— START —

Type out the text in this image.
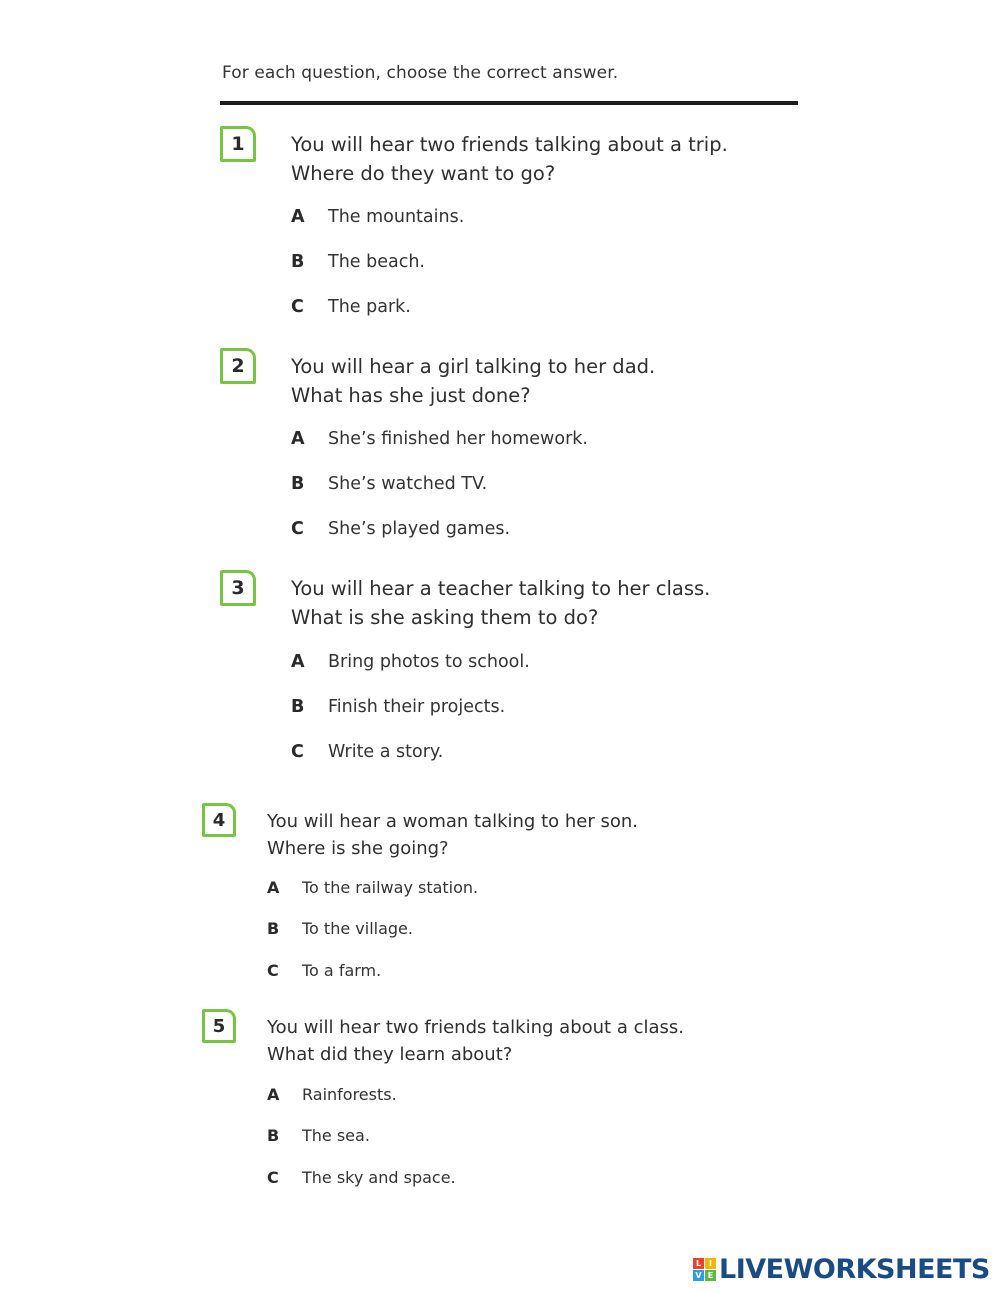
For each question, choose the correct answer.
1	You will hear two friends talking about a trip.
Where do they want to go?
A The mountains.
B The beach.
C The park.
2	You will hear a girl talking to her dad.
What has she just done?
A She’s finished her homework.
B She’s watched TV.
C She’s played games.
3	You will hear a teacher talking to her class.
What is she asking them to do?
A Bring photos to school.
B Finish their projects.
C Write a story.
4	You will hear a woman talking to her son.
Where is she going?
A To the railway station.
B To the village.
C To a farm.
5	You will hear two friends talking about a class.
What did they learn about?
A Rainforests.
B The sea.
C The sky and space.
L I
V E LIVEWORKSHEETS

— END —

Check each line of the records above for the string "talking", and report every line that has it.

■ SOLUTION FOR THIS PROBLEM:
1	You will hear two friends talking about a trip.
2	You will hear a girl talking to her dad.
3	You will hear a teacher talking to her class.
4	You will hear a woman talking to her son.
5	You will hear two friends talking about a class.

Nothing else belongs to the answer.